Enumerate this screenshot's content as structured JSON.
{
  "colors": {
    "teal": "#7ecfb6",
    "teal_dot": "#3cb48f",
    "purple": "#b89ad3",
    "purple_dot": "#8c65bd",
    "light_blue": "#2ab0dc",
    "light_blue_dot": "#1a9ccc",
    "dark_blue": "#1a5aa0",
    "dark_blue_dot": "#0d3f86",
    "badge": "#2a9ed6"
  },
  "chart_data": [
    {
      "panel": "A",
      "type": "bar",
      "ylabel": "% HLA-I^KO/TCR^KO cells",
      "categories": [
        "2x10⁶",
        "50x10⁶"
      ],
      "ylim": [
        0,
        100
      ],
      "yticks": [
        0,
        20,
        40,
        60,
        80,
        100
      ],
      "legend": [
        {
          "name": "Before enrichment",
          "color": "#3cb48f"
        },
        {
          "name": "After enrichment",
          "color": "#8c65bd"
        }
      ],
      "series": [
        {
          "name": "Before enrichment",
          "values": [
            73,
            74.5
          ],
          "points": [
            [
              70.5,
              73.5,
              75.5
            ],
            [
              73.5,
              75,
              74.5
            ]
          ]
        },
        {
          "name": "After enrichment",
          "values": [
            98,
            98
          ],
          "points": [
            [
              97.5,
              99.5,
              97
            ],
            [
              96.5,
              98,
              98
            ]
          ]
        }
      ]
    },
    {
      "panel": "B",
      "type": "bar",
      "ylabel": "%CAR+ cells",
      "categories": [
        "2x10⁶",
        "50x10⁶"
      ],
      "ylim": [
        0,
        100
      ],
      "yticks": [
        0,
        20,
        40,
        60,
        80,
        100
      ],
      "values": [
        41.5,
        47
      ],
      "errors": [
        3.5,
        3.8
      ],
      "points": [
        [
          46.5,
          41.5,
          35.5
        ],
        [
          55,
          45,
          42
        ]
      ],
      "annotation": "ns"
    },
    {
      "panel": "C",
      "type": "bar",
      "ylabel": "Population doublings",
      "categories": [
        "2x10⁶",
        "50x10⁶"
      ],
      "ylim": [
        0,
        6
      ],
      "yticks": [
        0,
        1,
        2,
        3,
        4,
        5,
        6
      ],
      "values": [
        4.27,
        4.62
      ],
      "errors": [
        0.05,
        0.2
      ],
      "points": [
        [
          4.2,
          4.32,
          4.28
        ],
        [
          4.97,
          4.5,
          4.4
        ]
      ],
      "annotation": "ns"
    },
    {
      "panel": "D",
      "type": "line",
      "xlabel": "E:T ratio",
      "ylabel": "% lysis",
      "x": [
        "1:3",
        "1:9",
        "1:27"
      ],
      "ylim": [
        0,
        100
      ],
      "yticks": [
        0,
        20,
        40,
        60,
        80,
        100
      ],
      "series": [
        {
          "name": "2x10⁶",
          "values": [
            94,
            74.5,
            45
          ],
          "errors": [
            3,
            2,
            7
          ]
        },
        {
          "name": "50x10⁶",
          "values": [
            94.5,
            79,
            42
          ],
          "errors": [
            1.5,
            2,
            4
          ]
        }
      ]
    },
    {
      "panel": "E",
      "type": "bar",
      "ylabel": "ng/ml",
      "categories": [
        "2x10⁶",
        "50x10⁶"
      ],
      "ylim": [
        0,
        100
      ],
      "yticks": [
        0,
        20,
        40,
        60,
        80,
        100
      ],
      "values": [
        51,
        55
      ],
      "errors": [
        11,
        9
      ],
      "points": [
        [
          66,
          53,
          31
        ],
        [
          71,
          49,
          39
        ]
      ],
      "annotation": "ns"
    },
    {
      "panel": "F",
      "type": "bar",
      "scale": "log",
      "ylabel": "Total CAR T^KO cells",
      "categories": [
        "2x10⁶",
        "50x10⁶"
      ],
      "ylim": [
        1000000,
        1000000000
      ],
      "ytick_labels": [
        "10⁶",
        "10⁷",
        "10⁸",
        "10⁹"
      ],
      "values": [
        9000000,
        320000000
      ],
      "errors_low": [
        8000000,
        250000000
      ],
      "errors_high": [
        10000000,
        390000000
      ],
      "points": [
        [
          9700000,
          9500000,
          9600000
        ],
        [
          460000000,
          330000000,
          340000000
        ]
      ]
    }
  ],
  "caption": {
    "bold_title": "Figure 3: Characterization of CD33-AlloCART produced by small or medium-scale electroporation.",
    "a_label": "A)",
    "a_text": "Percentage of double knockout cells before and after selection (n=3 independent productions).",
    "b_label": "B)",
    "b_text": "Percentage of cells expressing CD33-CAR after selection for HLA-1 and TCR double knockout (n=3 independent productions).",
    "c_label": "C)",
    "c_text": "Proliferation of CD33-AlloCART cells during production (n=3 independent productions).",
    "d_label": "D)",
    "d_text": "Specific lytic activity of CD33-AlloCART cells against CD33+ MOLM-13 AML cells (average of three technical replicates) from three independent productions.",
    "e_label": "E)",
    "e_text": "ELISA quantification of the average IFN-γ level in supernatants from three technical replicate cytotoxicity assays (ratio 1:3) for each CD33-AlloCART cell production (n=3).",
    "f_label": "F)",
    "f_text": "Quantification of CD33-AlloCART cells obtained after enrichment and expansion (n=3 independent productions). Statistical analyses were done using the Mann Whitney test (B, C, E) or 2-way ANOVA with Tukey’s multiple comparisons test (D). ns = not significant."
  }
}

▶ [TASK TO COMPLETE]: Pull every line containing the string "from" out of the data above and copy it.

▶ [ANSWER TO THE EXERCISE]:
    "d_text": "Specific lytic activity of CD33-AlloCART cells against CD33+ MOLM-13 AML cells (average of three technical replicates) from three independent productions.",
    "e_text": "ELISA quantification of the average IFN-γ level in supernatants from three technical replicate cytotoxicity assays (ratio 1:3) for each CD33-AlloCART cell production (n=3).",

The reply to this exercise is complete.